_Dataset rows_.

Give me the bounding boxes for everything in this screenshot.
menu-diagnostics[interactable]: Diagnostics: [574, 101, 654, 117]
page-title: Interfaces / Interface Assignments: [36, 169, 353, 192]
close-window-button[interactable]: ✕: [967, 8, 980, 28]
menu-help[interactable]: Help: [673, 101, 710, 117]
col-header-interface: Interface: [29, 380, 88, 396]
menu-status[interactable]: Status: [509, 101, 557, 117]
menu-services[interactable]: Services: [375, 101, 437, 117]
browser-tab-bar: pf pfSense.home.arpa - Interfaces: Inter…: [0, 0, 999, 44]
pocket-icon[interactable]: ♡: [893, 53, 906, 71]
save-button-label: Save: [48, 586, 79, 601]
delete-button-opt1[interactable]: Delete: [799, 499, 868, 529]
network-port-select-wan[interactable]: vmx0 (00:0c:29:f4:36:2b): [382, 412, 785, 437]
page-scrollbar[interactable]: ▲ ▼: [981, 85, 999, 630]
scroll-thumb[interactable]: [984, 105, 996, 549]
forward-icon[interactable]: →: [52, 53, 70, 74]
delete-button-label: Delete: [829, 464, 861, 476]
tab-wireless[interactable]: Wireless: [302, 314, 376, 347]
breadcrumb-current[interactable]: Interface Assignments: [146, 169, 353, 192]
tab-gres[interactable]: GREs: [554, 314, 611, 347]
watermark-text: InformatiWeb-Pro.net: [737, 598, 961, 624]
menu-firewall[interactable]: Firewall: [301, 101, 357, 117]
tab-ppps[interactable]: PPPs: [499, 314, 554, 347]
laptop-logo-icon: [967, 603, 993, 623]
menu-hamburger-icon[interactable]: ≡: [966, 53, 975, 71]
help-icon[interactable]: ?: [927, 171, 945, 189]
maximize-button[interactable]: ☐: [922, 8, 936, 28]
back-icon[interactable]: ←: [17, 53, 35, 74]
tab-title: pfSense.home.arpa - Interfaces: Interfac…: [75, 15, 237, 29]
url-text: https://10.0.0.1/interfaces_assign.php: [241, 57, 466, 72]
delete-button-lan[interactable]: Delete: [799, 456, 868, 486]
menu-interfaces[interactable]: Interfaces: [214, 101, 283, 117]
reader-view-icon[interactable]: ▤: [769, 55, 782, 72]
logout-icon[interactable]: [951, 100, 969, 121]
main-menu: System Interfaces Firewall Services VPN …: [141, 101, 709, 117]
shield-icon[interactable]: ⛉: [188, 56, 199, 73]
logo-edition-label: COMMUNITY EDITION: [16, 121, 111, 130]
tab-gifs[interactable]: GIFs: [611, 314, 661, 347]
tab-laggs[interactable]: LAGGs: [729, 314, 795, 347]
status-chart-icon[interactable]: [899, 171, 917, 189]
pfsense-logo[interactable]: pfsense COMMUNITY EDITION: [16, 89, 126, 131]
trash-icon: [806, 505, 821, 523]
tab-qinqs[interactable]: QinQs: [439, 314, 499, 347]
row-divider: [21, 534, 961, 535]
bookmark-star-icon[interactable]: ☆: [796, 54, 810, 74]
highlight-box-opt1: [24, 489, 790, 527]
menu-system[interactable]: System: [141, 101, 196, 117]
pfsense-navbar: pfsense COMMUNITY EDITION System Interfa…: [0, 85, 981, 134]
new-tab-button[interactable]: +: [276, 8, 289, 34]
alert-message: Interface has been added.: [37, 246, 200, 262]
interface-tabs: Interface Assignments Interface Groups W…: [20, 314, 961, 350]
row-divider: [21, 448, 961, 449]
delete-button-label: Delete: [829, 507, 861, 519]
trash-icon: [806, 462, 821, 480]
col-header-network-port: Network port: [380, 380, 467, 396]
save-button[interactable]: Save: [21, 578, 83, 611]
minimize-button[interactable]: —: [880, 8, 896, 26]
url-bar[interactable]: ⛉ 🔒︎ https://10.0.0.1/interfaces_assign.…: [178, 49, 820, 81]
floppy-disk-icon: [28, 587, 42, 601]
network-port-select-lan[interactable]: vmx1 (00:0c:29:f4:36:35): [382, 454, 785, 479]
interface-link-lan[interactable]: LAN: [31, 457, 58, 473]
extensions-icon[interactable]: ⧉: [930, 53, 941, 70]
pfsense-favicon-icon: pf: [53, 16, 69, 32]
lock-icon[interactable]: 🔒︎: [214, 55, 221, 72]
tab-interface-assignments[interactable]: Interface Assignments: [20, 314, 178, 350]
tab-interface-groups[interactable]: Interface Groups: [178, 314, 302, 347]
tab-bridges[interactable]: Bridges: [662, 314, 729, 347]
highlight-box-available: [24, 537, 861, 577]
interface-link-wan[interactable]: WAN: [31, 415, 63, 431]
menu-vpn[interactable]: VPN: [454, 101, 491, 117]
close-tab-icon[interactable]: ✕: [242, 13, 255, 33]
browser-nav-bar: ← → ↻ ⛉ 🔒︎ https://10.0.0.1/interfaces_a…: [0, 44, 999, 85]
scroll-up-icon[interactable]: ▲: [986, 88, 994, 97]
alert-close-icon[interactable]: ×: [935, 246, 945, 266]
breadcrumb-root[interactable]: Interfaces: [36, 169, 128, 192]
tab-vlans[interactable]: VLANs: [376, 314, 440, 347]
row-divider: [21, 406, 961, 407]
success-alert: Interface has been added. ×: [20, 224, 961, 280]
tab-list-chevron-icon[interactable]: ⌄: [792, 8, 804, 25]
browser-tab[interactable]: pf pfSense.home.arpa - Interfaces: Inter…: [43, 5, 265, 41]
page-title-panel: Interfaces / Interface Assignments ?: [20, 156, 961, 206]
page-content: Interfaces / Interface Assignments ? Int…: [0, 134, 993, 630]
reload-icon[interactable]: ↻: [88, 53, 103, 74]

_What to produce_.
Reproduce these lines word for word.

_Worked answer_.
Give me the bounding boxes for everything in this screenshot.
menu-diagnostics[interactable]: Diagnostics: [574, 101, 654, 117]
page-title: Interfaces / Interface Assignments: [36, 169, 353, 192]
close-window-button[interactable]: ✕: [967, 8, 980, 28]
menu-help[interactable]: Help: [673, 101, 710, 117]
col-header-interface: Interface: [29, 380, 88, 396]
menu-status[interactable]: Status: [509, 101, 557, 117]
menu-services[interactable]: Services: [375, 101, 437, 117]
browser-tab-bar: pf pfSense.home.arpa - Interfaces: Inter…: [0, 0, 999, 44]
pocket-icon[interactable]: ♡: [893, 53, 906, 71]
save-button-label: Save: [48, 586, 79, 601]
delete-button-opt1[interactable]: Delete: [799, 499, 868, 529]
network-port-select-wan[interactable]: vmx0 (00:0c:29:f4:36:2b): [382, 412, 785, 437]
page-scrollbar[interactable]: ▲ ▼: [981, 85, 999, 630]
scroll-thumb[interactable]: [984, 105, 996, 549]
forward-icon[interactable]: →: [52, 53, 70, 74]
delete-button-label: Delete: [829, 464, 861, 476]
tab-wireless[interactable]: Wireless: [302, 314, 376, 347]
breadcrumb-current[interactable]: Interface Assignments: [146, 169, 353, 192]
tab-gres[interactable]: GREs: [554, 314, 611, 347]
watermark-text: InformatiWeb-Pro.net: [737, 598, 961, 624]
menu-firewall[interactable]: Firewall: [301, 101, 357, 117]
tab-ppps[interactable]: PPPs: [499, 314, 554, 347]
laptop-logo-icon: [967, 603, 993, 623]
menu-hamburger-icon[interactable]: ≡: [966, 53, 975, 71]
help-icon[interactable]: ?: [927, 171, 945, 189]
maximize-button[interactable]: ☐: [922, 8, 936, 28]
back-icon[interactable]: ←: [17, 53, 35, 74]
tab-title: pfSense.home.arpa - Interfaces: Interfac…: [75, 15, 237, 29]
url-text: https://10.0.0.1/interfaces_assign.php: [241, 57, 466, 72]
delete-button-lan[interactable]: Delete: [799, 456, 868, 486]
menu-interfaces[interactable]: Interfaces: [214, 101, 283, 117]
reader-view-icon[interactable]: ▤: [769, 55, 782, 72]
logout-icon[interactable]: [951, 100, 969, 121]
main-menu: System Interfaces Firewall Services VPN …: [141, 101, 709, 117]
shield-icon[interactable]: ⛉: [188, 56, 199, 73]
logo-edition-label: COMMUNITY EDITION: [16, 121, 111, 130]
tab-gifs[interactable]: GIFs: [611, 314, 661, 347]
tab-laggs[interactable]: LAGGs: [729, 314, 795, 347]
status-chart-icon[interactable]: [899, 171, 917, 189]
pfsense-logo[interactable]: pfsense COMMUNITY EDITION: [16, 89, 126, 131]
trash-icon: [806, 505, 821, 523]
tab-qinqs[interactable]: QinQs: [439, 314, 499, 347]
row-divider: [21, 534, 961, 535]
bookmark-star-icon[interactable]: ☆: [796, 54, 810, 74]
highlight-box-opt1: [24, 489, 790, 527]
menu-system[interactable]: System: [141, 101, 196, 117]
pfsense-navbar: pfsense COMMUNITY EDITION System Interfa…: [0, 85, 981, 134]
new-tab-button[interactable]: +: [276, 8, 289, 34]
alert-message: Interface has been added.: [37, 246, 200, 262]
interface-tabs: Interface Assignments Interface Groups W…: [20, 314, 961, 350]
row-divider: [21, 448, 961, 449]
delete-button-label: Delete: [829, 507, 861, 519]
trash-icon: [806, 462, 821, 480]
col-header-network-port: Network port: [380, 380, 467, 396]
save-button[interactable]: Save: [21, 578, 83, 611]
minimize-button[interactable]: —: [880, 8, 896, 26]
url-bar[interactable]: ⛉ 🔒︎ https://10.0.0.1/interfaces_assign.…: [178, 49, 820, 81]
floppy-disk-icon: [28, 587, 42, 601]
network-port-select-lan[interactable]: vmx1 (00:0c:29:f4:36:35): [382, 454, 785, 479]
interface-link-lan[interactable]: LAN: [31, 457, 58, 473]
extensions-icon[interactable]: ⧉: [930, 53, 941, 70]
pfsense-favicon-icon: pf: [53, 16, 69, 32]
lock-icon[interactable]: 🔒︎: [214, 55, 221, 72]
tab-interface-assignments[interactable]: Interface Assignments: [20, 314, 178, 350]
tab-interface-groups[interactable]: Interface Groups: [178, 314, 302, 347]
tab-bridges[interactable]: Bridges: [662, 314, 729, 347]
highlight-box-available: [24, 537, 861, 577]
interface-link-wan[interactable]: WAN: [31, 415, 63, 431]
menu-vpn[interactable]: VPN: [454, 101, 491, 117]
close-tab-icon[interactable]: ✕: [242, 13, 255, 33]
browser-nav-bar: ← → ↻ ⛉ 🔒︎ https://10.0.0.1/interfaces_a…: [0, 44, 999, 85]
scroll-up-icon[interactable]: ▲: [986, 88, 994, 97]
alert-close-icon[interactable]: ×: [935, 246, 945, 266]
breadcrumb-root[interactable]: Interfaces: [36, 169, 128, 192]
tab-vlans[interactable]: VLANs: [376, 314, 440, 347]
row-divider: [21, 406, 961, 407]
success-alert: Interface has been added. ×: [20, 224, 961, 280]
tab-list-chevron-icon[interactable]: ⌄: [792, 8, 804, 25]
browser-tab[interactable]: pf pfSense.home.arpa - Interfaces: Inter…: [43, 5, 265, 41]
page-title-panel: Interfaces / Interface Assignments ?: [20, 156, 961, 206]
page-content: Interfaces / Interface Assignments ? Int…: [0, 134, 993, 630]
reload-icon[interactable]: ↻: [88, 53, 103, 74]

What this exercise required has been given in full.